Short problem: Examine the material below. Gather every line in which the string "this" appears.

Data to process:
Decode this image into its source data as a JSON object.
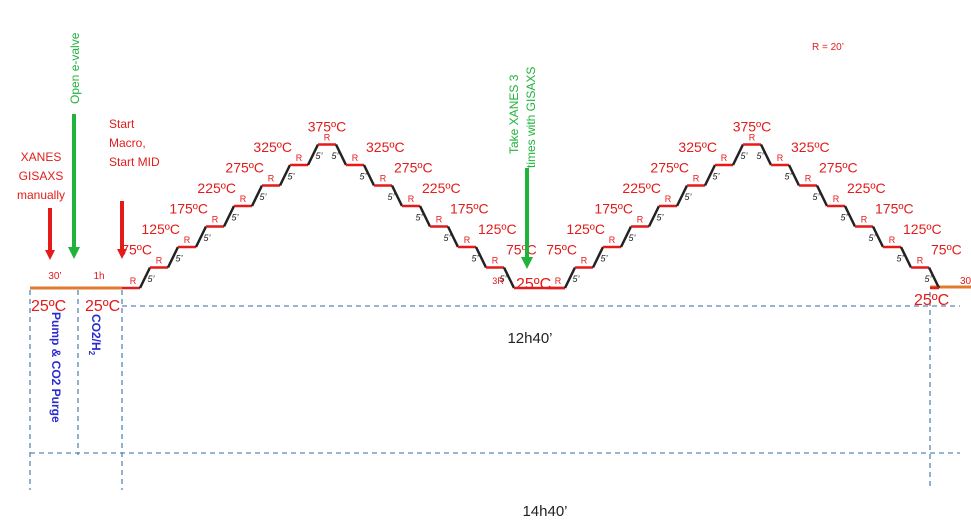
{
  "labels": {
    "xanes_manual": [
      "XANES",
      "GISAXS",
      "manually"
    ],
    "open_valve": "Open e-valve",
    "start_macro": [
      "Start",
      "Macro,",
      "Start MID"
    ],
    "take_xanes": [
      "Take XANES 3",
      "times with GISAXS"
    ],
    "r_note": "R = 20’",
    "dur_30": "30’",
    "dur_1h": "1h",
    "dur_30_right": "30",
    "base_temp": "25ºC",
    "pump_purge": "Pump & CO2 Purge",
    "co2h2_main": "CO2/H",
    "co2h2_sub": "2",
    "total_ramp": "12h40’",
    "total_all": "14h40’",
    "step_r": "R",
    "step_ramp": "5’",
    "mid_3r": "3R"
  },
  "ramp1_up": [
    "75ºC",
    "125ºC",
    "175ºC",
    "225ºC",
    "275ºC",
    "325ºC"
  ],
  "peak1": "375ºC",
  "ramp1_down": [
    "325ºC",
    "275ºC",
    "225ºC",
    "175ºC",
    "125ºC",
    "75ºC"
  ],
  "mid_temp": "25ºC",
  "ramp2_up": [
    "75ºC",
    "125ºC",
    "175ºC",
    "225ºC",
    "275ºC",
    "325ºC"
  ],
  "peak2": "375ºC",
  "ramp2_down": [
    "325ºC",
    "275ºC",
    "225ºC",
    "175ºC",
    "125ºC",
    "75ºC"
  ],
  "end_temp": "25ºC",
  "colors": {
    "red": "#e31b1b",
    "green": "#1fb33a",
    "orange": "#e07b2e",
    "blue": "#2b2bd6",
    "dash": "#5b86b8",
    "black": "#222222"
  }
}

--

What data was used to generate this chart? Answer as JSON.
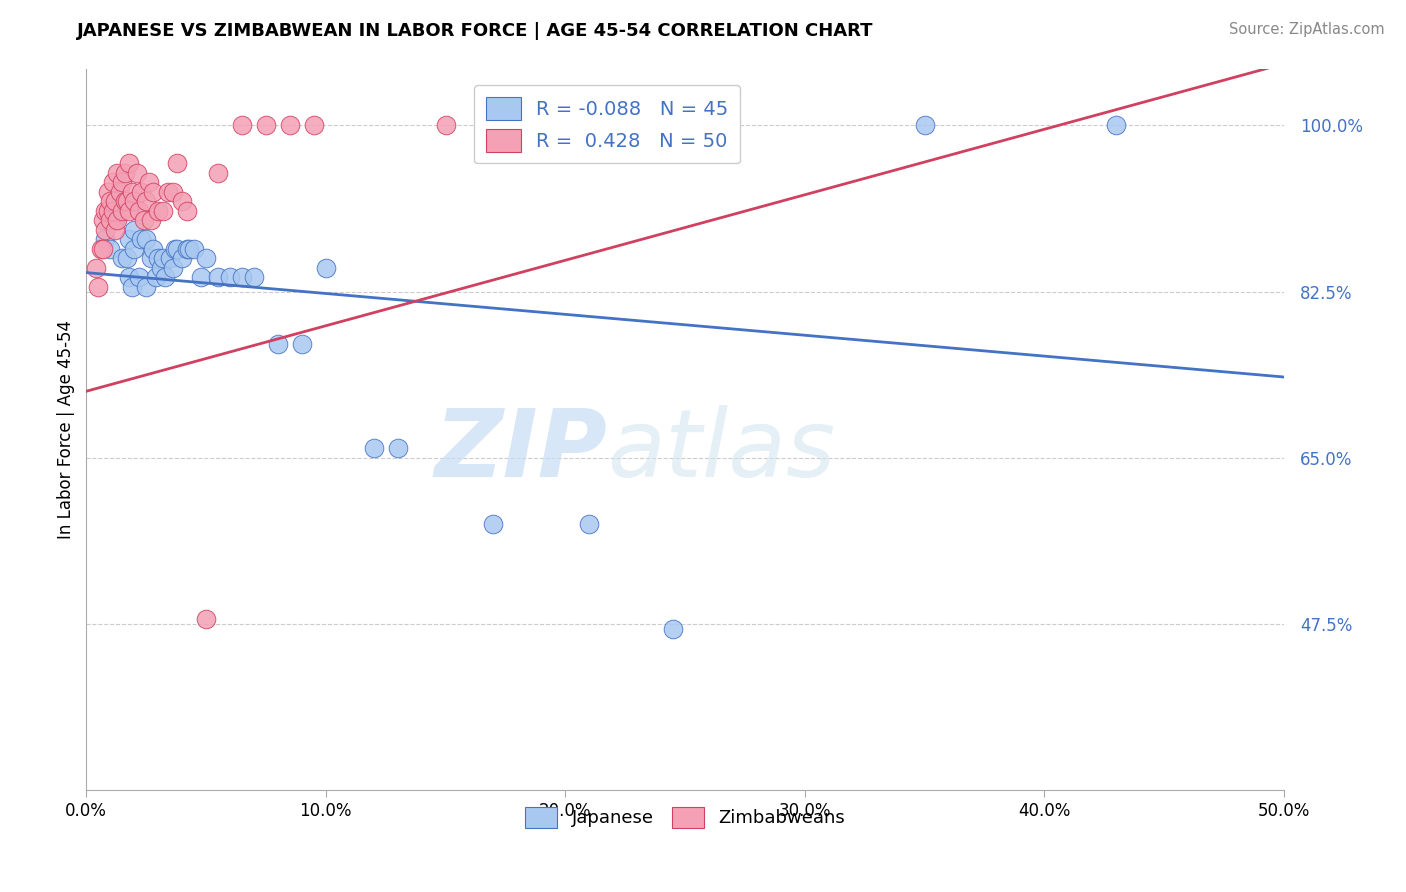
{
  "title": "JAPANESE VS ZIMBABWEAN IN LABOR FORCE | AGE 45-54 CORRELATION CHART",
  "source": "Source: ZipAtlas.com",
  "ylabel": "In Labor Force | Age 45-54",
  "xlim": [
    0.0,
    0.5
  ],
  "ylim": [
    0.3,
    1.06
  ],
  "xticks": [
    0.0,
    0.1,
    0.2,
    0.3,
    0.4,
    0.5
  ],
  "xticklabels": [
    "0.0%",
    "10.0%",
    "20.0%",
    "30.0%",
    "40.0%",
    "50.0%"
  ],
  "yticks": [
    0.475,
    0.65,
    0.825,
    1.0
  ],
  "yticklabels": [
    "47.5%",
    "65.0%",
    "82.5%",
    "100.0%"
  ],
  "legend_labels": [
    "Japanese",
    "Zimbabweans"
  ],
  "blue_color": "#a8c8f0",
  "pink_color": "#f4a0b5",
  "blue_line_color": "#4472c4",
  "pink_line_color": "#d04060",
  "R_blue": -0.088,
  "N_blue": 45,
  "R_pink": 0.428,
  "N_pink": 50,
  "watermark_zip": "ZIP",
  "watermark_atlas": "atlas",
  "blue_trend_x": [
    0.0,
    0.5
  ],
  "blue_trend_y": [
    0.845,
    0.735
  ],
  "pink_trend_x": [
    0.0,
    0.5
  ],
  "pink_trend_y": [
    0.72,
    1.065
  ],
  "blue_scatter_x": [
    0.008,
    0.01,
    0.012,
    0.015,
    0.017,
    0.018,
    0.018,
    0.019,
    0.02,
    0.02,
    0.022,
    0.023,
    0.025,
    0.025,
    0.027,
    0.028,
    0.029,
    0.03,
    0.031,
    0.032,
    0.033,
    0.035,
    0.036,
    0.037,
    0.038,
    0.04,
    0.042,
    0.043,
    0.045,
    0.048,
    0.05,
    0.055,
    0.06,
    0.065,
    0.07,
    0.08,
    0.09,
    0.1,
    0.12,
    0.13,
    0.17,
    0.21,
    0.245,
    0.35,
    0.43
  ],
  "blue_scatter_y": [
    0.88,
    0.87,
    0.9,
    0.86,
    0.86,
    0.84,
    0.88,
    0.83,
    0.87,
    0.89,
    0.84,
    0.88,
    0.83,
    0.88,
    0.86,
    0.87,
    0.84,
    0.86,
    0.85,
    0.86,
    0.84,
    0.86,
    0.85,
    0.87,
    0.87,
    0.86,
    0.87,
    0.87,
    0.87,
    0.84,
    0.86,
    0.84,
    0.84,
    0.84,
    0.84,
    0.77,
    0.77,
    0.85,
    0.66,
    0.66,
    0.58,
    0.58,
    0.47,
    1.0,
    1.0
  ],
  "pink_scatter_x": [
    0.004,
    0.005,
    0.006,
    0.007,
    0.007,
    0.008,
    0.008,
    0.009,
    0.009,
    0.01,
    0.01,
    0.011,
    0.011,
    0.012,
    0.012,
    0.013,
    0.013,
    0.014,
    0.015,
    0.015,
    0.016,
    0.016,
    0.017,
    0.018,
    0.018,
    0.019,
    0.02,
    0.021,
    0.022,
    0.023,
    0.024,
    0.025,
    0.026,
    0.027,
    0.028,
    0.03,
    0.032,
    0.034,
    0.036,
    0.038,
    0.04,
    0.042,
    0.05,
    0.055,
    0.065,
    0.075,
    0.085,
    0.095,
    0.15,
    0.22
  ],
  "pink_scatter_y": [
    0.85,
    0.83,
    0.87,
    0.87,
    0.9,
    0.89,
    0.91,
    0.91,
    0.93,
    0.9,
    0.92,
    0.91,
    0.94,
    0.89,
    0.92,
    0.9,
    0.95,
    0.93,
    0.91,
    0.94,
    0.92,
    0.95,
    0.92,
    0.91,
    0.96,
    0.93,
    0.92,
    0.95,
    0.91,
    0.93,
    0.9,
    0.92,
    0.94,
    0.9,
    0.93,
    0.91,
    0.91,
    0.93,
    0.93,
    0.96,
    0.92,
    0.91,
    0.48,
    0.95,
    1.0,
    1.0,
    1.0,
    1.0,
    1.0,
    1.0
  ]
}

Solution to the problem:
Decode this image into its source data as a JSON object.
What data was used to generate this chart? Answer as JSON.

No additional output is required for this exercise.